Records shown:

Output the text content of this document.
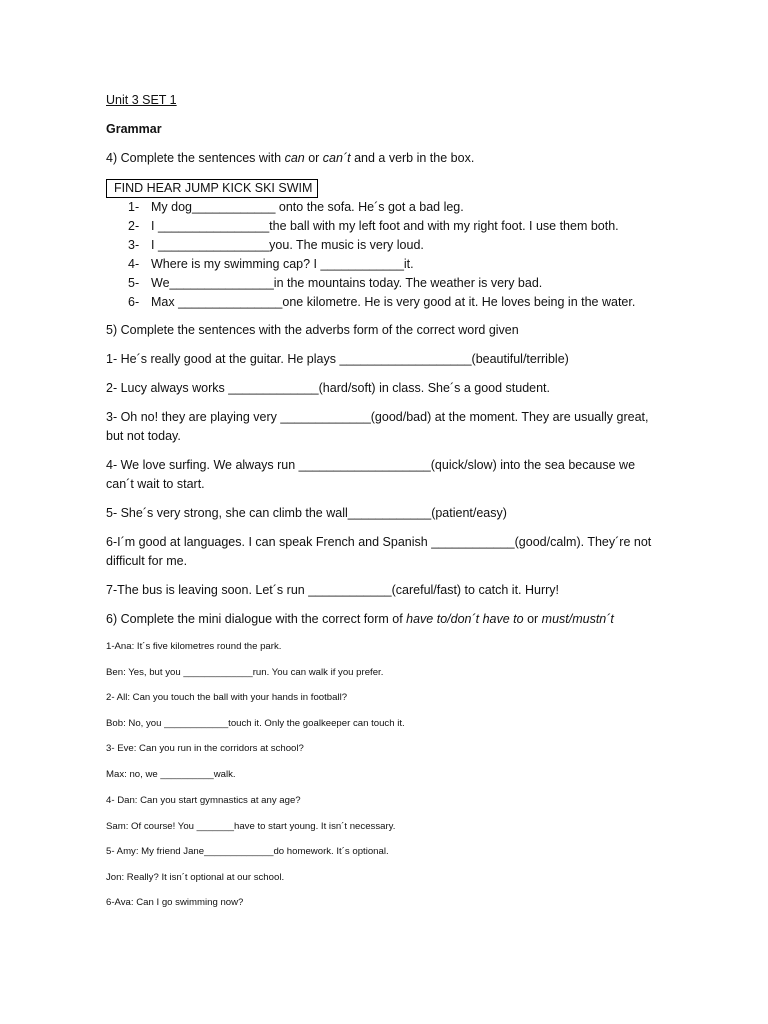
Unit 3 SET 1
Grammar
4) Complete the sentences with can or can´t and a verb in the box.
FIND HEAR JUMP KICK SKI SWIM
1- My dog____________ onto the sofa. He´s got a bad leg.
2- I ________________the ball with my left foot and with my right foot. I use them both.
3- I ________________you. The music is very loud.
4- Where is my swimming cap? I ____________it.
5- We_______________in the mountains today. The weather is very bad.
6- Max _______________one kilometre. He is very good at it. He loves being in the water.
5) Complete the sentences with the adverbs form of the correct word given
1- He´s really good at the guitar. He plays ___________________(beautiful/terrible)
2- Lucy always works _____________(hard/soft) in class. She´s a good student.
3- Oh no! they are playing very _____________(good/bad) at the moment. They are usually great,
but not today.
4- We love surfing. We always run ___________________(quick/slow) into the sea because we
can´t wait to start.
5- She´s very strong, she can climb the wall____________(patient/easy)
6-I´m good at languages. I can speak French and Spanish ____________(good/calm). They´re not
difficult for me.
7-The bus is leaving soon. Let´s run ____________(careful/fast) to catch it. Hurry!
6) Complete the mini dialogue with the correct form of have to/don´t have to or must/mustn´t
1-Ana: It´s five kilometres round the park.
Ben: Yes, but you _____________run. You can walk if you prefer.
2- All: Can you touch the ball with your hands in football?
Bob: No, you ____________touch it. Only the goalkeeper can touch it.
3- Eve: Can you run in the corridors at school?
Max: no, we __________walk.
4- Dan: Can you start gymnastics at any age?
Sam: Of course! You _______have to start young. It isn´t necessary.
5- Amy: My friend Jane_____________do homework. It´s optional.
Jon: Really? It isn´t optional at our school.
6-Ava: Can I go swimming now?
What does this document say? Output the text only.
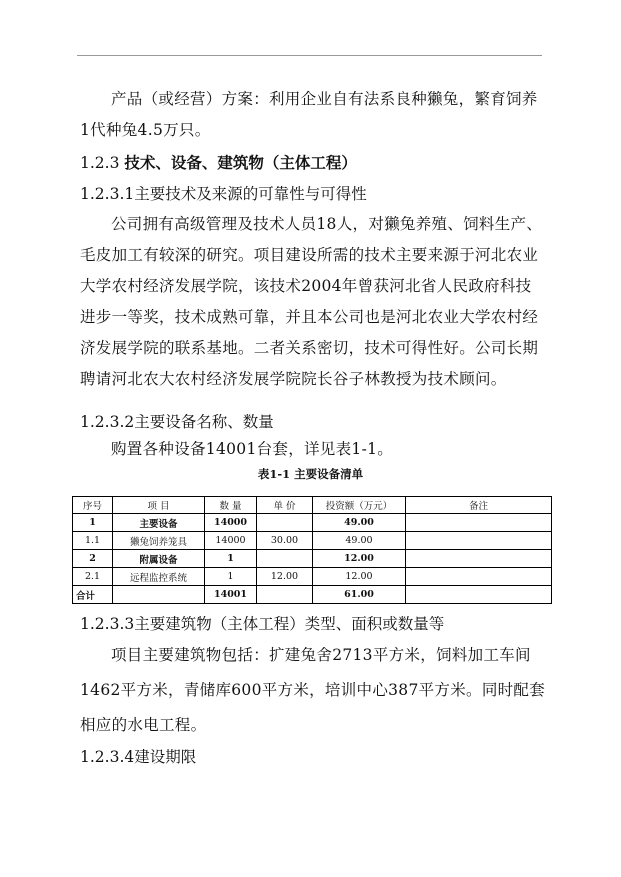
产品（或经营）方案：利用企业自有法系良种獭兔，繁育饲养
1代种兔4.5万只。
1.2.3 技术、设备、建筑物（主体工程）
1.2.3.1主要技术及来源的可靠性与可得性
公司拥有高级管理及技术人员18人，对獭兔养殖、饲料生产、
毛皮加工有较深的研究。项目建设所需的技术主要来源于河北农业
大学农村经济发展学院，该技术2004年曾获河北省人民政府科技
进步一等奖，技术成熟可靠，并且本公司也是河北农业大学农村经
济发展学院的联系基地。二者关系密切，技术可得性好。公司长期
聘请河北农大农村经济发展学院院长谷子林教授为技术顾问。
1.2.3.2主要设备名称、数量
购置各种设备14001台套，详见表1-1。
表1-1 主要设备清单
序号	项 目	数 量	单 价	投资额（万元）	备注
1	主要设备	14000		49.00	
1.1	獭兔饲养笼具	14000	30.00	49.00	
2	附属设备	1		12.00	
2.1	远程监控系统	1	12.00	12.00	
合计		14001		61.00	
1.2.3.3主要建筑物（主体工程）类型、面积或数量等
项目主要建筑物包括：扩建兔舍2713平方米，饲料加工车间
1462平方米，青储库600平方米，培训中心387平方米。同时配套
相应的水电工程。
1.2.3.4建设期限
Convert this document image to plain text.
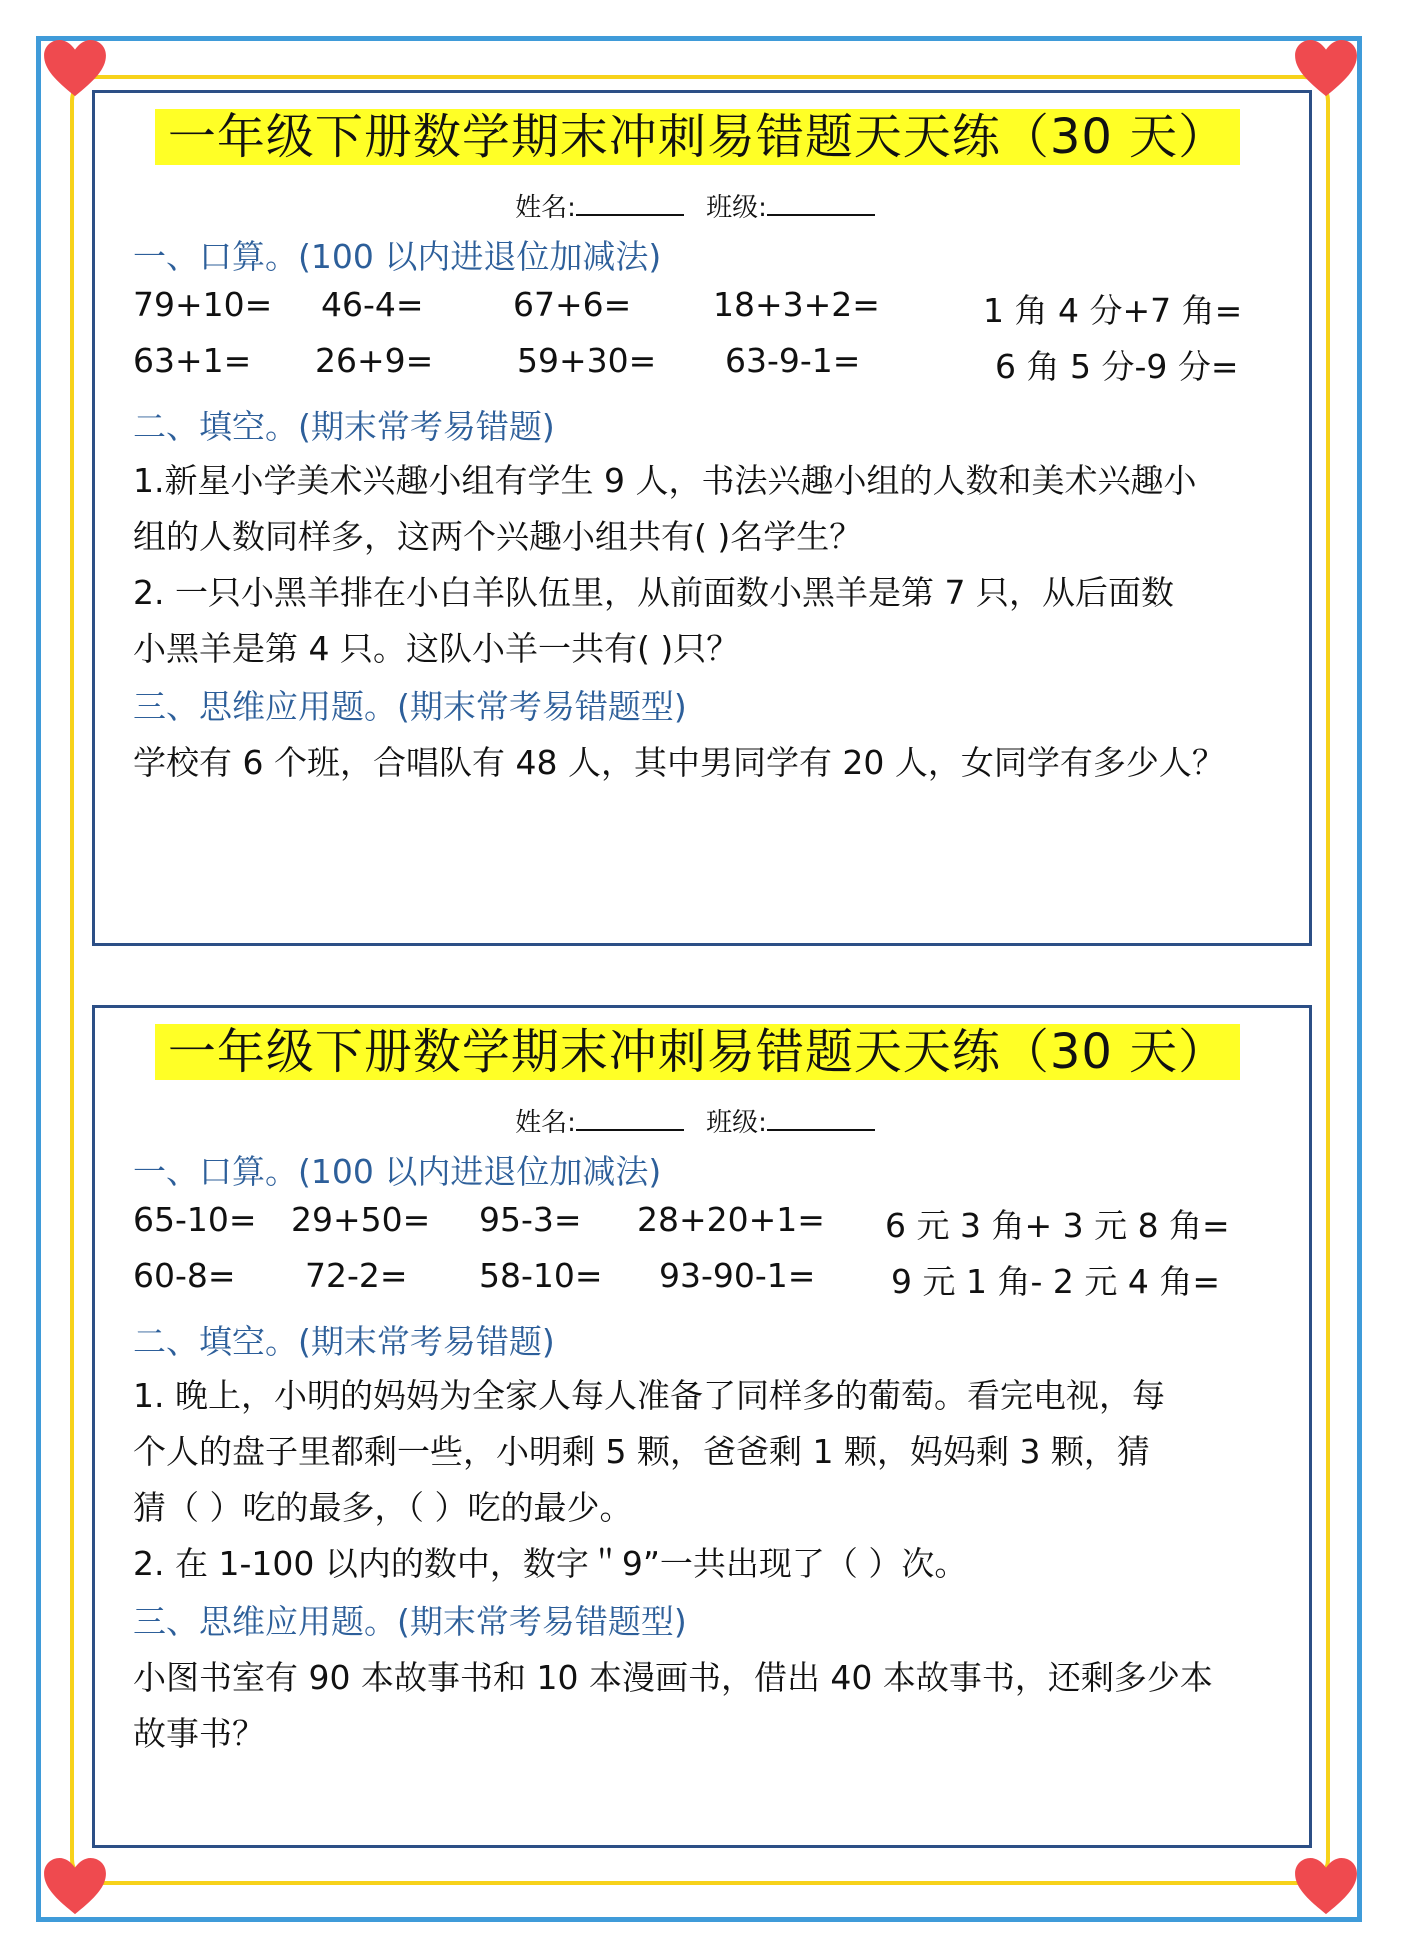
一年级下册数学期末冲刺易错题天天练（30 天）
姓名:	班级:
一、口算。(100 以内进退位加减法)
79+10= 46-4=	67+6= 18+3+2=	1 角 4 分+7 角=
63+1= 26+9=	59+30= 63-9-1=	6 角 5 分-9 分=
二、填空。(期末常考易错题)
1.新星小学美术兴趣小组有学生 9 人，书法兴趣小组的人数和美术兴趣小
组的人数同样多，这两个兴趣小组共有( )名学生？
2. 一只小黑羊排在小白羊队伍里，从前面数小黑羊是第 7 只，从后面数
小黑羊是第 4 只。这队小羊一共有( )只？
三、思维应用题。(期末常考易错题型)
学校有 6 个班，合唱队有 48 人，其中男同学有 20 人，女同学有多少人？
一年级下册数学期末冲刺易错题天天练（30 天）
姓名:	班级:
一、口算。(100 以内进退位加减法)
65-10= 29+50= 95-3= 28+20+1= 6 元 3 角+ 3 元 8 角=
60-8= 72-2= 58-10= 93-90-1= 9 元 1 角- 2 元 4 角=
二、填空。(期末常考易错题)
1. 晚上，小明的妈妈为全家人每人准备了同样多的葡萄。看完电视，每
个人的盘子里都剩一些，小明剩 5 颗，爸爸剩 1 颗，妈妈剩 3 颗，猜
猜（ ）吃的最多，（ ）吃的最少。
2. 在 1-100 以内的数中，数字＂9”一共出现了（ ）次。
三、思维应用题。(期末常考易错题型)
小图书室有 90 本故事书和 10 本漫画书，借出 40 本故事书，还剩多少本
故事书？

Work to do:
Go through the listing above and return every line where the word "this" occurs.

Response:
Output the text content of this document.
What does this document say? Output the text only.
Convert this document image to plain text.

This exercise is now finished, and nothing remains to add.